BEGIN STORED ROWS

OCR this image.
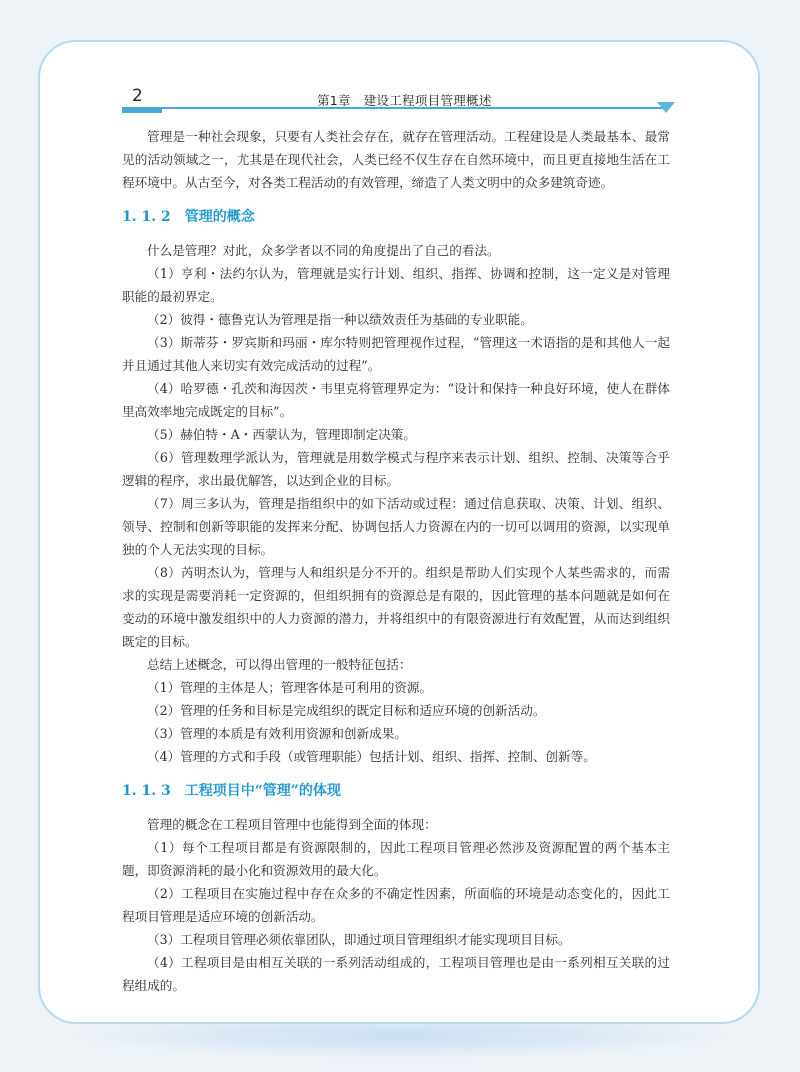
2	第1章　建设工程项目管理概述

管理是一种社会现象，只要有人类社会存在，就存在管理活动。工程建设是人类最基本、最常见的活动领域之一，尤其是在现代社会，人类已经不仅生存在自然环境中，而且更直接地生活在工程环境中。从古至今，对各类工程活动的有效管理，缔造了人类文明中的众多建筑奇迹。

1. 1. 2 管理的概念

什么是管理？对此，众多学者以不同的角度提出了自己的看法。

（1）亨利・法约尔认为，管理就是实行计划、组织、指挥、协调和控制，这一定义是对管理职能的最初界定。

（2）彼得・德鲁克认为管理是指一种以绩效责任为基础的专业职能。

（3）斯蒂芬・罗宾斯和玛丽・库尔特则把管理视作过程，“管理这一术语指的是和其他人一起并且通过其他人来切实有效完成活动的过程”。

（4）哈罗德・孔茨和海因茨・韦里克将管理界定为：“设计和保持一种良好环境，使人在群体里高效率地完成既定的目标”。

（5）赫伯特・A・西蒙认为，管理即制定决策。

（6）管理数理学派认为，管理就是用数学模式与程序来表示计划、组织、控制、决策等合乎逻辑的程序，求出最优解答，以达到企业的目标。

（7）周三多认为，管理是指组织中的如下活动或过程：通过信息获取、决策、计划、组织、领导、控制和创新等职能的发挥来分配、协调包括人力资源在内的一切可以调用的资源，以实现单独的个人无法实现的目标。

（8）芮明杰认为，管理与人和组织是分不开的。组织是帮助人们实现个人某些需求的，而需求的实现是需要消耗一定资源的，但组织拥有的资源总是有限的，因此管理的基本问题就是如何在变动的环境中激发组织中的人力资源的潜力，并将组织中的有限资源进行有效配置，从而达到组织既定的目标。

总结上述概念，可以得出管理的一般特征包括：

（1）管理的主体是人；管理客体是可利用的资源。

（2）管理的任务和目标是完成组织的既定目标和适应环境的创新活动。

（3）管理的本质是有效利用资源和创新成果。

（4）管理的方式和手段（或管理职能）包括计划、组织、指挥、控制、创新等。

1. 1. 3 工程项目中“管理”的体现

管理的概念在工程项目管理中也能得到全面的体现：

（1）每个工程项目都是有资源限制的，因此工程项目管理必然涉及资源配置的两个基本主题，即资源消耗的最小化和资源效用的最大化。

（2）工程项目在实施过程中存在众多的不确定性因素，所面临的环境是动态变化的，因此工程项目管理是适应环境的创新活动。

（3）工程项目管理必须依靠团队，即通过项目管理组织才能实现项目目标。

（4）工程项目是由相互关联的一系列活动组成的，工程项目管理也是由一系列相互关联的过程组成的。
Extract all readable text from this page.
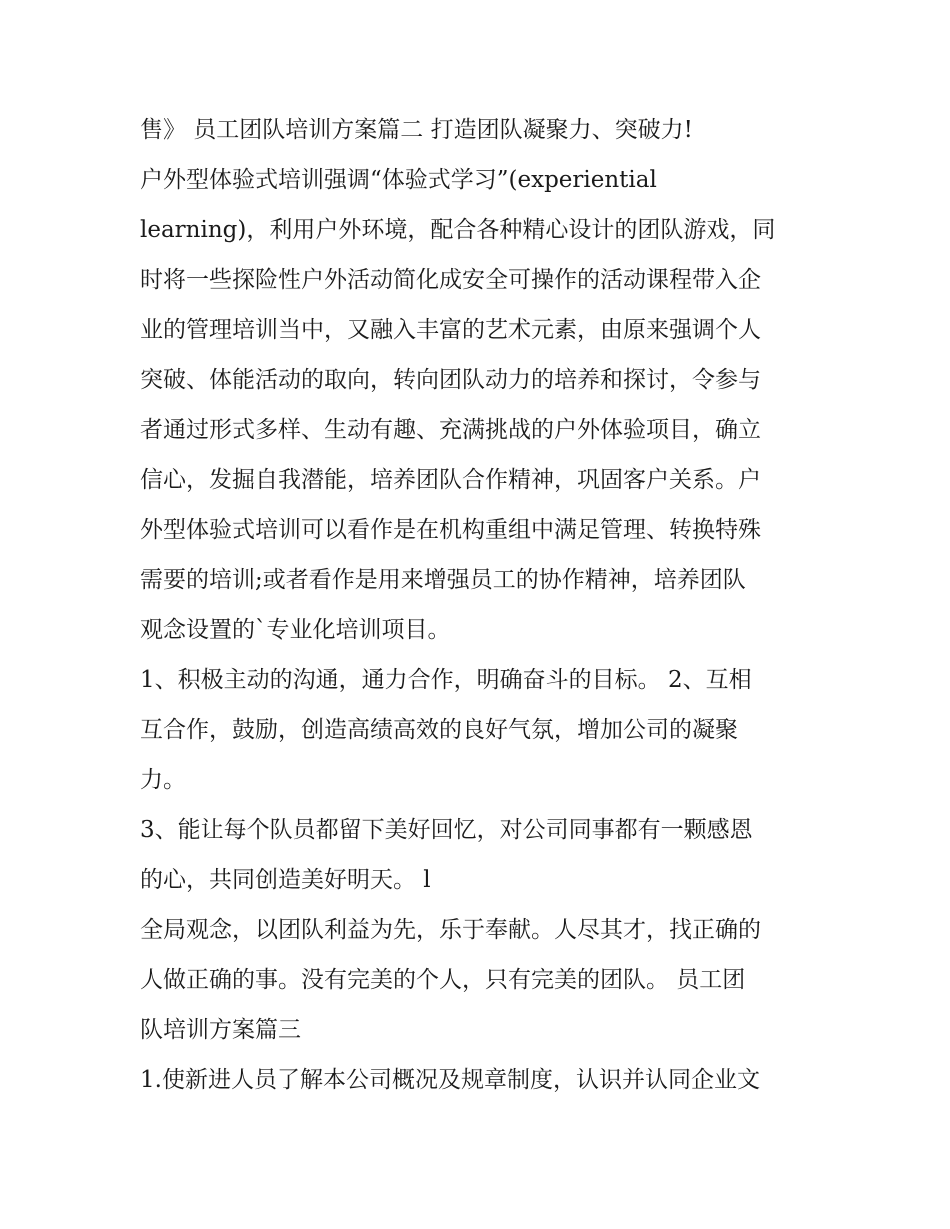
售》 员工团队培训方案篇二 打造团队凝聚力、突破力!
户外型体验式培训强调“体验式学习”(experiential
learning)，利用户外环境，配合各种精心设计的团队游戏，同
时将一些探险性户外活动简化成安全可操作的活动课程带入企
业的管理培训当中，又融入丰富的艺术元素，由原来强调个人
突破、体能活动的取向，转向团队动力的培养和探讨，令参与
者通过形式多样、生动有趣、充满挑战的户外体验项目，确立
信心，发掘自我潜能，培养团队合作精神，巩固客户关系。户
外型体验式培训可以看作是在机构重组中满足管理、转换特殊
需要的培训;或者看作是用来增强员工的协作精神，培养团队
观念设置的`专业化培训项目。
1、积极主动的沟通，通力合作，明确奋斗的目标。 2、互相
互合作，鼓励，创造高绩高效的良好气氛，增加公司的凝聚
力。
3、能让每个队员都留下美好回忆，对公司同事都有一颗感恩
的心，共同创造美好明天。 l
全局观念，以团队利益为先，乐于奉献。人尽其才，找正确的
人做正确的事。没有完美的个人，只有完美的团队。 员工团
队培训方案篇三
1.使新进人员了解本公司概况及规章制度，认识并认同企业文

END STORED ROWS

SHORT PROBLEM:
Make an exact copy of all entries above, dropping the images.

OUTPUT:
OCR this image.
2	第1章　建设工程项目管理概述

管理是一种社会现象，只要有人类社会存在，就存在管理活动。工程建设是人类最基本、最常见的活动领域之一，尤其是在现代社会，人类已经不仅生存在自然环境中，而且更直接地生活在工程环境中。从古至今，对各类工程活动的有效管理，缔造了人类文明中的众多建筑奇迹。

1. 1. 2 管理的概念

什么是管理？对此，众多学者以不同的角度提出了自己的看法。

（1）亨利・法约尔认为，管理就是实行计划、组织、指挥、协调和控制，这一定义是对管理职能的最初界定。

（2）彼得・德鲁克认为管理是指一种以绩效责任为基础的专业职能。

（3）斯蒂芬・罗宾斯和玛丽・库尔特则把管理视作过程，“管理这一术语指的是和其他人一起并且通过其他人来切实有效完成活动的过程”。

（4）哈罗德・孔茨和海因茨・韦里克将管理界定为：“设计和保持一种良好环境，使人在群体里高效率地完成既定的目标”。

（5）赫伯特・A・西蒙认为，管理即制定决策。

（6）管理数理学派认为，管理就是用数学模式与程序来表示计划、组织、控制、决策等合乎逻辑的程序，求出最优解答，以达到企业的目标。

（7）周三多认为，管理是指组织中的如下活动或过程：通过信息获取、决策、计划、组织、领导、控制和创新等职能的发挥来分配、协调包括人力资源在内的一切可以调用的资源，以实现单独的个人无法实现的目标。

（8）芮明杰认为，管理与人和组织是分不开的。组织是帮助人们实现个人某些需求的，而需求的实现是需要消耗一定资源的，但组织拥有的资源总是有限的，因此管理的基本问题就是如何在变动的环境中激发组织中的人力资源的潜力，并将组织中的有限资源进行有效配置，从而达到组织既定的目标。

总结上述概念，可以得出管理的一般特征包括：

（1）管理的主体是人；管理客体是可利用的资源。

（2）管理的任务和目标是完成组织的既定目标和适应环境的创新活动。

（3）管理的本质是有效利用资源和创新成果。

（4）管理的方式和手段（或管理职能）包括计划、组织、指挥、控制、创新等。

1. 1. 3 工程项目中“管理”的体现

管理的概念在工程项目管理中也能得到全面的体现：

（1）每个工程项目都是有资源限制的，因此工程项目管理必然涉及资源配置的两个基本主题，即资源消耗的最小化和资源效用的最大化。

（2）工程项目在实施过程中存在众多的不确定性因素，所面临的环境是动态变化的，因此工程项目管理是适应环境的创新活动。

（3）工程项目管理必须依靠团队，即通过项目管理组织才能实现项目目标。

（4）工程项目是由相互关联的一系列活动组成的，工程项目管理也是由一系列相互关联的过程组成的。
Extract all readable text from this page.
售》 员工团队培训方案篇二 打造团队凝聚力、突破力!
户外型体验式培训强调“体验式学习”(experiential
learning)，利用户外环境，配合各种精心设计的团队游戏，同
时将一些探险性户外活动简化成安全可操作的活动课程带入企
业的管理培训当中，又融入丰富的艺术元素，由原来强调个人
突破、体能活动的取向，转向团队动力的培养和探讨，令参与
者通过形式多样、生动有趣、充满挑战的户外体验项目，确立
信心，发掘自我潜能，培养团队合作精神，巩固客户关系。户
外型体验式培训可以看作是在机构重组中满足管理、转换特殊
需要的培训;或者看作是用来增强员工的协作精神，培养团队
观念设置的`专业化培训项目。
1、积极主动的沟通，通力合作，明确奋斗的目标。 2、互相
互合作，鼓励，创造高绩高效的良好气氛，增加公司的凝聚
力。
3、能让每个队员都留下美好回忆，对公司同事都有一颗感恩
的心，共同创造美好明天。 l
全局观念，以团队利益为先，乐于奉献。人尽其才，找正确的
人做正确的事。没有完美的个人，只有完美的团队。 员工团
队培训方案篇三
1.使新进人员了解本公司概况及规章制度，认识并认同企业文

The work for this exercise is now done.